## WHAT YOU WILL DO
Print exactly the lines from the one containing "Output the text content of this document." through the last line of the records below, both included, and nothing else; omit any pictures.

## GIVEN DATA
━━━━━━━━━━━━━━━━
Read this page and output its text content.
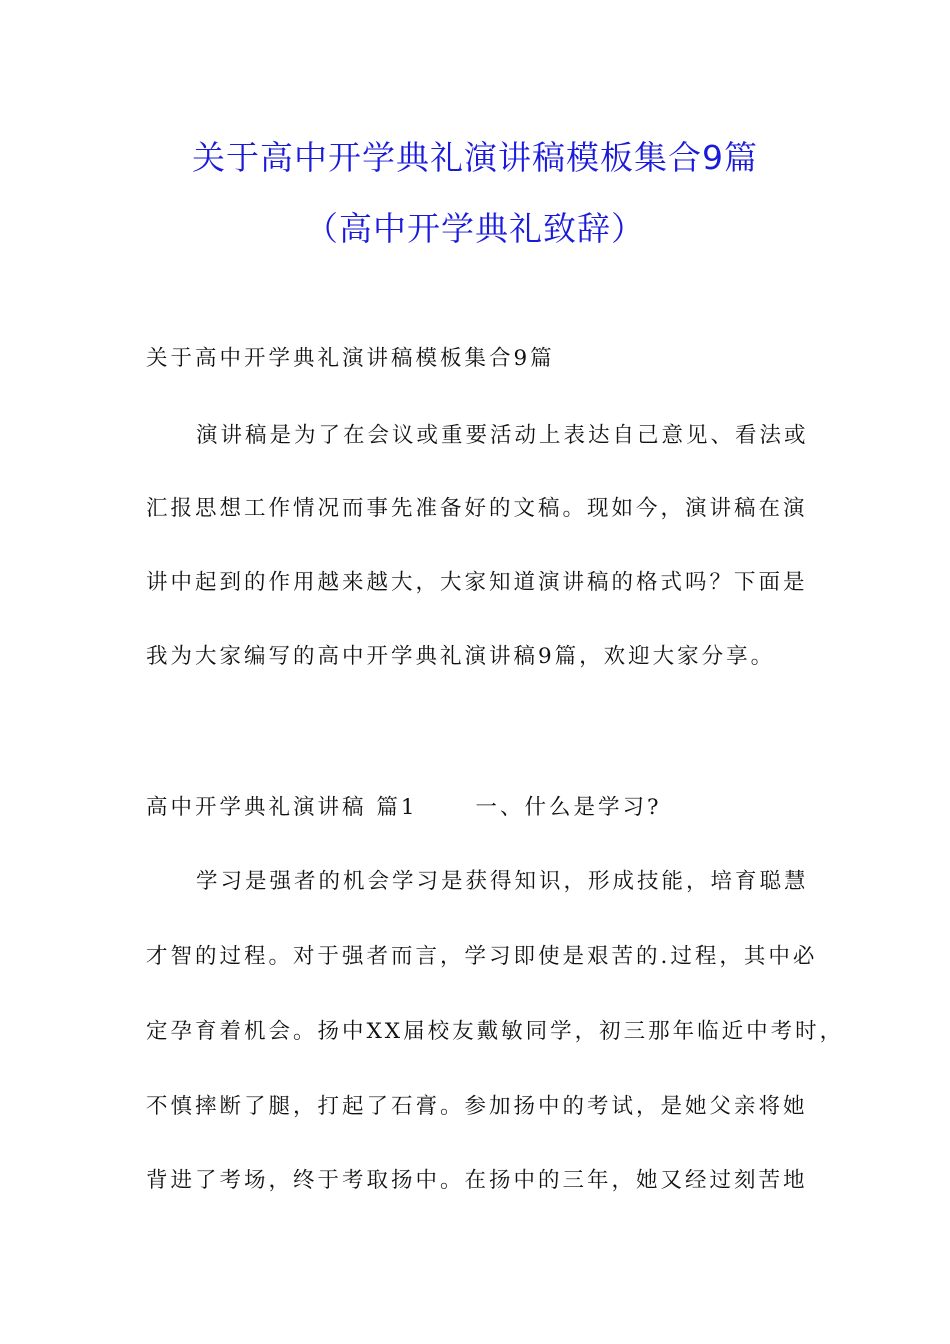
关于高中开学典礼演讲稿模板集合9篇
（高中开学典礼致辞）
关于高中开学典礼演讲稿模板集合9篇
演讲稿是为了在会议或重要活动上表达自己意见、看法或
汇报思想工作情况而事先准备好的文稿。现如今，演讲稿在演
讲中起到的作用越来越大，大家知道演讲稿的格式吗？下面是
我为大家编写的高中开学典礼演讲稿9篇，欢迎大家分享。
高中开学典礼演讲稿 篇1	一、什么是学习?
学习是强者的机会学习是获得知识，形成技能，培育聪慧
才智的过程。对于强者而言，学习即使是艰苦的.过程，其中必
定孕育着机会。扬中XX届校友戴敏同学，初三那年临近中考时，
不慎摔断了腿，打起了石膏。参加扬中的考试，是她父亲将她
背进了考场，终于考取扬中。在扬中的三年，她又经过刻苦地
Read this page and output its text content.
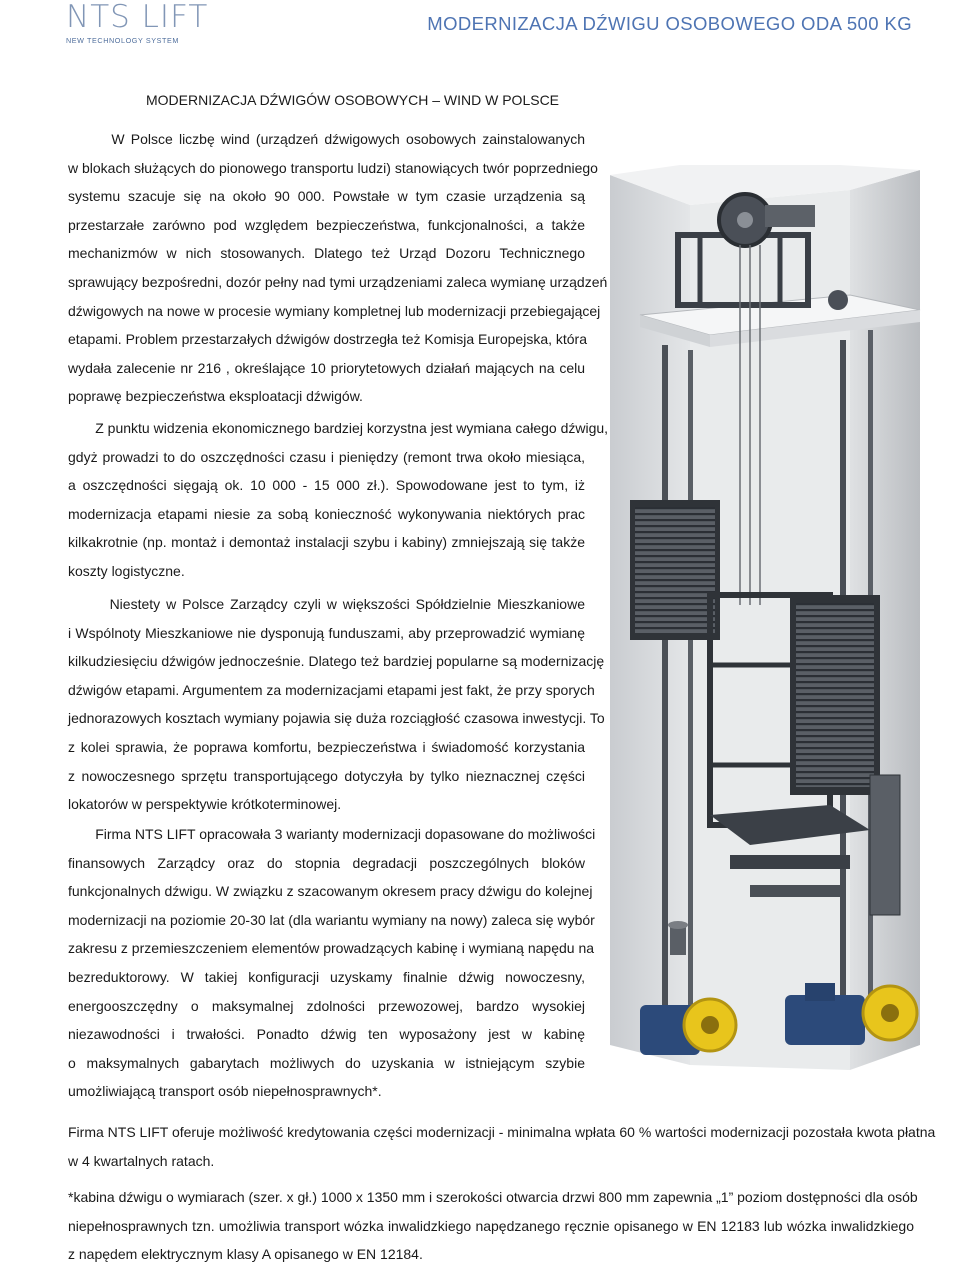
NTS LIFT
NEW TECHNOLOGY SYSTEM
MODERNIZACJA DŹWIGU OSOBOWEGO ODA 500 KG
MODERNIZACJA DŹWIGÓW OSOBOWYCH – WIND W POLSCE
W Polsce liczbę wind (urządzeń dźwigowych osobowych zainstalowanych
w blokach służących do pionowego transportu ludzi) stanowiących twór poprzedniego
systemu szacuje się na około 90 000. Powstałe w tym czasie urządzenia są
przestarzałe zarówno pod względem bezpieczeństwa, funkcjonalności, a także
mechanizmów w nich stosowanych. Dlatego też Urząd Dozoru Technicznego
sprawujący bezpośredni, dozór pełny nad tymi urządzeniami zaleca wymianę urządzeń
dźwigowych na nowe w procesie wymiany kompletnej lub modernizacji przebiegającej
etapami. Problem przestarzałych dźwigów dostrzegła też Komisja Europejska, która
wydała zalecenie nr 216 , określające 10 priorytetowych działań mających na celu
poprawę bezpieczeństwa eksploatacji dźwigów.
Z punktu widzenia ekonomicznego bardziej korzystna jest wymiana całego dźwigu,
gdyż prowadzi to do oszczędności czasu i pieniędzy (remont trwa około miesiąca,
a oszczędności sięgają ok. 10 000 - 15 000 zł.). Spowodowane jest to tym, iż
modernizacja etapami niesie za sobą konieczność wykonywania niektórych prac
kilkakrotnie (np. montaż i demontaż instalacji szybu i kabiny) zmniejszają się także
koszty logistyczne.
Niestety w Polsce Zarządcy czyli w większości Spółdzielnie Mieszkaniowe
i Wspólnoty Mieszkaniowe nie dysponują funduszami, aby przeprowadzić wymianę
kilkudziesięciu dźwigów jednocześnie. Dlatego też bardziej popularne są modernizację
dźwigów etapami. Argumentem za modernizacjami etapami jest fakt, że przy sporych
jednorazowych kosztach wymiany pojawia się duża rozciągłość czasowa inwestycji. To
z kolei sprawia, że poprawa komfortu, bezpieczeństwa i świadomość korzystania
z nowoczesnego sprzętu transportującego dotyczyła by tylko nieznacznej części
lokatorów w perspektywie krótkoterminowej.
Firma NTS LIFT opracowała 3 warianty modernizacji dopasowane do możliwości
finansowych Zarządcy oraz do stopnia degradacji poszczególnych bloków
funkcjonalnych dźwigu. W związku z szacowanym okresem pracy dźwigu do kolejnej
modernizacji na poziomie 20-30 lat (dla wariantu wymiany na nowy) zaleca się wybór
zakresu z przemieszczeniem elementów prowadzących kabinę i wymianą napędu na
bezreduktorowy. W takiej konfiguracji uzyskamy finalnie dźwig nowoczesny,
energooszczędny o maksymalnej zdolności przewozowej, bardzo wysokiej
niezawodności i trwałości. Ponadto dźwig ten wyposażony jest w kabinę
o maksymalnych gabarytach możliwych do uzyskania w istniejącym szybie
umożliwiającą transport osób niepełnosprawnych*.
Firma NTS LIFT oferuje możliwość kredytowania części modernizacji - minimalna wpłata 60 % wartości modernizacji pozostała kwota płatna
w 4 kwartalnych ratach.
*kabina dźwigu o wymiarach (szer. x gł.) 1000 x 1350 mm i szerokości otwarcia drzwi 800 mm zapewnia „1” poziom dostępności dla osób
niepełnosprawnych tzn. umożliwia transport wózka inwalidzkiego napędzanego ręcznie opisanego w EN 12183 lub wózka inwalidzkiego
z napędem elektrycznym klasy A opisanego w EN 12184.
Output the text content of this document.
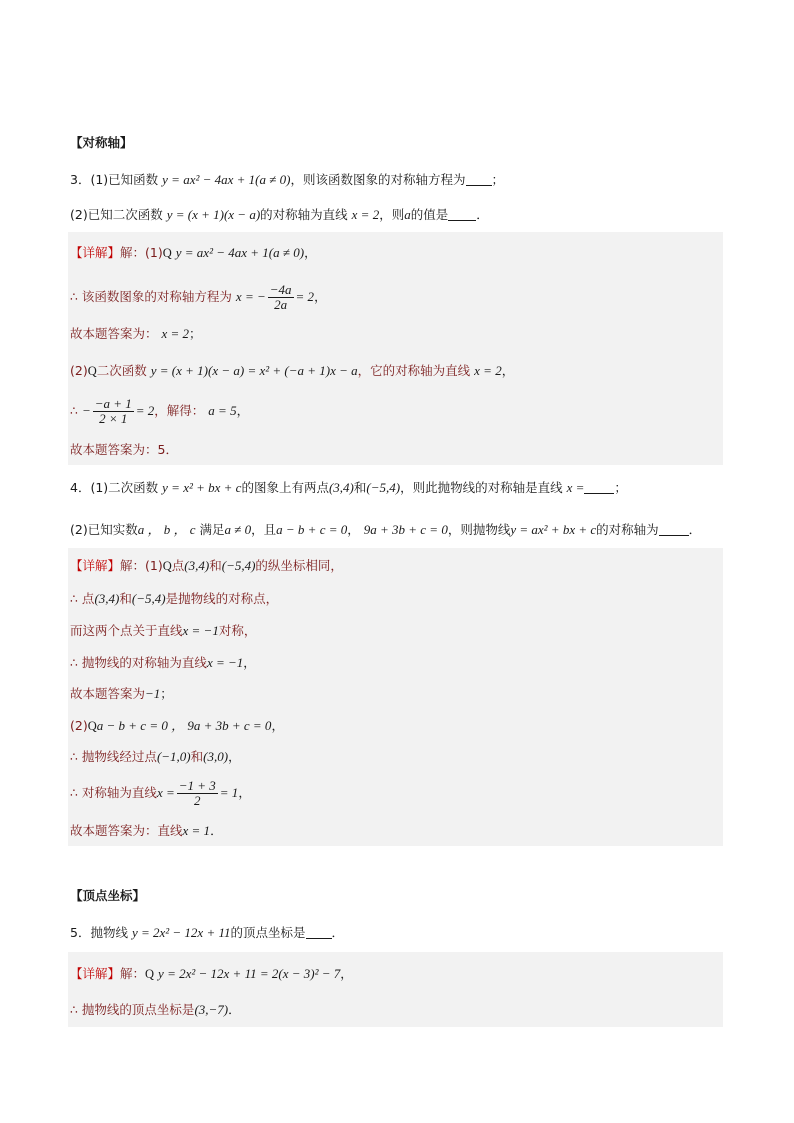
【对称轴】
3．(1)已知函数 y = ax² − 4ax + 1(a ≠ 0)，则该函数图象的对称轴方程为 ；
(2)已知二次函数 y = (x + 1)(x − a)的对称轴为直线 x = 2，则a的值是 ．
【详解】解：(1)Q y = ax² − 4ax + 1(a ≠ 0)，
∴ 该函数图象的对称轴方程为 x = − $\frac{-4a}{2a} = 2$，
故本题答案为： x = 2；
(2)Q二次函数 y = (x + 1)(x − a) = x² + (−a + 1)x − a，它的对称轴为直线 x = 2，
∴ − $\frac{-a + 1}{2 \times 1} = 2$，解得： a = 5，
故本题答案为：5．
4．(1)二次函数 y = x² + bx + c的图象上有两点(3,4)和(−5,4)，则此抛物线的对称轴是直线 x = ；
(2)已知实数a ， b ， c 满足a ≠ 0，且a − b + c = 0， 9a + 3b + c = 0，则抛物线y = ax² + bx + c的对称轴为 ．
【详解】解：(1)Q点(3,4)和(−5,4)的纵坐标相同，
∴ 点(3,4)和(−5,4)是抛物线的对称点，
而这两个点关于直线x = −1对称，
∴ 抛物线的对称轴为直线x = −1，
故本题答案为−1；
(2)Qa − b + c = 0 ， 9a + 3b + c = 0，
∴ 抛物线经过点(−1,0)和(3,0)，
∴ 对称轴为直线$x = \frac{-1 + 3}{2} = 1$，
故本题答案为：直线x = 1．
【顶点坐标】
5．抛物线 y = 2x² − 12x + 11的顶点坐标是 ．
【详解】解：Q y = 2x² − 12x + 11 = 2(x − 3)² − 7，
∴ 抛物线的顶点坐标是(3,−7)．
━━━━━━━━━━━━━━━━
## RESPONSE TO THE TASK
Output the text content of this document.
【对称轴】
3．(1)已知函数 y = ax² − 4ax + 1(a ≠ 0)，则该函数图象的对称轴方程为 ；
(2)已知二次函数 y = (x + 1)(x − a)的对称轴为直线 x = 2，则a的值是 ．
【详解】解：(1)Q y = ax² − 4ax + 1(a ≠ 0)，
∴ 该函数图象的对称轴方程为 x = − $\frac{-4a}{2a} = 2$，
故本题答案为： x = 2；
(2)Q二次函数 y = (x + 1)(x − a) = x² + (−a + 1)x − a，它的对称轴为直线 x = 2，
∴ − $\frac{-a + 1}{2 \times 1} = 2$，解得： a = 5，
故本题答案为：5．
4．(1)二次函数 y = x² + bx + c的图象上有两点(3,4)和(−5,4)，则此抛物线的对称轴是直线 x = ；
(2)已知实数a ， b ， c 满足a ≠ 0，且a − b + c = 0， 9a + 3b + c = 0，则抛物线y = ax² + bx + c的对称轴为 ．
【详解】解：(1)Q点(3,4)和(−5,4)的纵坐标相同，
∴ 点(3,4)和(−5,4)是抛物线的对称点，
而这两个点关于直线x = −1对称，
∴ 抛物线的对称轴为直线x = −1，
故本题答案为−1；
(2)Qa − b + c = 0 ， 9a + 3b + c = 0，
∴ 抛物线经过点(−1,0)和(3,0)，
∴ 对称轴为直线$x = \frac{-1 + 3}{2} = 1$，
故本题答案为：直线x = 1．
【顶点坐标】
5．抛物线 y = 2x² − 12x + 11的顶点坐标是 ．
【详解】解：Q y = 2x² − 12x + 11 = 2(x − 3)² − 7，
∴ 抛物线的顶点坐标是(3,−7)．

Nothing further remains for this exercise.